=== Exercise prompt ===
Extract every line that includes the string "Групповой".
>>>>
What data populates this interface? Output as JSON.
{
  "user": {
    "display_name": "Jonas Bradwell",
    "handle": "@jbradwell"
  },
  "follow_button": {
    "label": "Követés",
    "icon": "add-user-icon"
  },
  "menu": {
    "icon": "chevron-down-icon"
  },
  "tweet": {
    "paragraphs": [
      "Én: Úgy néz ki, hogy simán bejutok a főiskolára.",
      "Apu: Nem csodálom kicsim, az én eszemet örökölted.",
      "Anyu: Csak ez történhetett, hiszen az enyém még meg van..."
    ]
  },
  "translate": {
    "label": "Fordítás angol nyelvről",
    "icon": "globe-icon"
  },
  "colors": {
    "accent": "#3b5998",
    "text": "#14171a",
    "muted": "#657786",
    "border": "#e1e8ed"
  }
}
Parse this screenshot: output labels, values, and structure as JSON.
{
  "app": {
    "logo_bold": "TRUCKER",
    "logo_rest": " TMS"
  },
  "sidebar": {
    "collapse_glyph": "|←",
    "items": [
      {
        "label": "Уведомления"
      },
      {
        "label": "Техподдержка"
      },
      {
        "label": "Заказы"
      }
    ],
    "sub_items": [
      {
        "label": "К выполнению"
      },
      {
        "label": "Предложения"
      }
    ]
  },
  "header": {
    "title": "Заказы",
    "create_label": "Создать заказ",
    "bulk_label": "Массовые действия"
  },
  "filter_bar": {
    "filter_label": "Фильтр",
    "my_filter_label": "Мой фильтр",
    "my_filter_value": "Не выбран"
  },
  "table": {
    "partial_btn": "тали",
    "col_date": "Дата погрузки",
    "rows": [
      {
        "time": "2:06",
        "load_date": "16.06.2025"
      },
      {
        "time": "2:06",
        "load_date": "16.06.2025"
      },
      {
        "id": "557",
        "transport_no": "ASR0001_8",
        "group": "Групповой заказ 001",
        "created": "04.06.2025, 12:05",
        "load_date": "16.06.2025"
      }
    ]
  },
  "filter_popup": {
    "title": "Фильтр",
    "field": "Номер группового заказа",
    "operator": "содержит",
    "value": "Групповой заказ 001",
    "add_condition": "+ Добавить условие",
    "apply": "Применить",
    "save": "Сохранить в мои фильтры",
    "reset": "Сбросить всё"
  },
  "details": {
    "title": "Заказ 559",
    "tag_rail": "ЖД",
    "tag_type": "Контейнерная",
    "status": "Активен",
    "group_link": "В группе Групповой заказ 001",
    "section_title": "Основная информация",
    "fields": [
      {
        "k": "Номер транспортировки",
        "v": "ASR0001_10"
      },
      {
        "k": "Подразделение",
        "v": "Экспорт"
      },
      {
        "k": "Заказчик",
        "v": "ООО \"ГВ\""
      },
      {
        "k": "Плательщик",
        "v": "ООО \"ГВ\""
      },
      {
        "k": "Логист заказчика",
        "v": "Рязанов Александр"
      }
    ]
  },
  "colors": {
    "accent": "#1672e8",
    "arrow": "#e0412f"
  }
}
<<<<
=== Output of the task ===
        "group": "Групповой заказ 001",
    "value": "Групповой заказ 001",
    "group_link": "В группе Групповой заказ 001",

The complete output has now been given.